Data tied to figure images
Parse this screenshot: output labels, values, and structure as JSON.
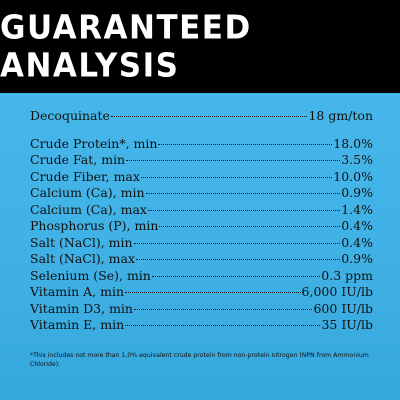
{
  "header": {
    "title": "GUARANTEED ANALYSIS"
  },
  "analysis": {
    "rows": [
      {
        "label": "Decoquinate",
        "value": "18 gm/ton"
      },
      {
        "label": "Crude Protein*, min",
        "value": "18.0%"
      },
      {
        "label": "Crude Fat, min",
        "value": "3.5%"
      },
      {
        "label": "Crude Fiber, max",
        "value": "10.0%"
      },
      {
        "label": "Calcium (Ca), min",
        "value": "0.9%"
      },
      {
        "label": "Calcium (Ca), max",
        "value": "1.4%"
      },
      {
        "label": "Phosphorus (P), min",
        "value": "0.4%"
      },
      {
        "label": "Salt (NaCl), min",
        "value": "0.4%"
      },
      {
        "label": "Salt (NaCl), max",
        "value": "0.9%"
      },
      {
        "label": "Selenium (Se), min",
        "value": "0.3 ppm"
      },
      {
        "label": "Vitamin A, min",
        "value": "6,000 IU/lb"
      },
      {
        "label": "Vitamin D3, min",
        "value": "600 IU/lb"
      },
      {
        "label": "Vitamin E, min",
        "value": "35 IU/lb"
      }
    ]
  },
  "footnote": {
    "text": "*This includes not more than 1.0% equivalent crude protein from non-protein nitrogen (NPN from Ammonium Chloride)."
  },
  "colors": {
    "header_bg": "#000000",
    "header_text": "#ffffff",
    "panel_bg": "#41b3e6",
    "text": "#111111"
  }
}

- About this exercise
Print the data word for word and omit the pictures.

- Your solution
Parse this screenshot: output labels, values, and structure as JSON.
{
  "header": {
    "title": "GUARANTEED ANALYSIS"
  },
  "analysis": {
    "rows": [
      {
        "label": "Decoquinate",
        "value": "18 gm/ton"
      },
      {
        "label": "Crude Protein*, min",
        "value": "18.0%"
      },
      {
        "label": "Crude Fat, min",
        "value": "3.5%"
      },
      {
        "label": "Crude Fiber, max",
        "value": "10.0%"
      },
      {
        "label": "Calcium (Ca), min",
        "value": "0.9%"
      },
      {
        "label": "Calcium (Ca), max",
        "value": "1.4%"
      },
      {
        "label": "Phosphorus (P), min",
        "value": "0.4%"
      },
      {
        "label": "Salt (NaCl), min",
        "value": "0.4%"
      },
      {
        "label": "Salt (NaCl), max",
        "value": "0.9%"
      },
      {
        "label": "Selenium (Se), min",
        "value": "0.3 ppm"
      },
      {
        "label": "Vitamin A, min",
        "value": "6,000 IU/lb"
      },
      {
        "label": "Vitamin D3, min",
        "value": "600 IU/lb"
      },
      {
        "label": "Vitamin E, min",
        "value": "35 IU/lb"
      }
    ]
  },
  "footnote": {
    "text": "*This includes not more than 1.0% equivalent crude protein from non-protein nitrogen (NPN from Ammonium Chloride)."
  },
  "colors": {
    "header_bg": "#000000",
    "header_text": "#ffffff",
    "panel_bg": "#41b3e6",
    "text": "#111111"
  }
}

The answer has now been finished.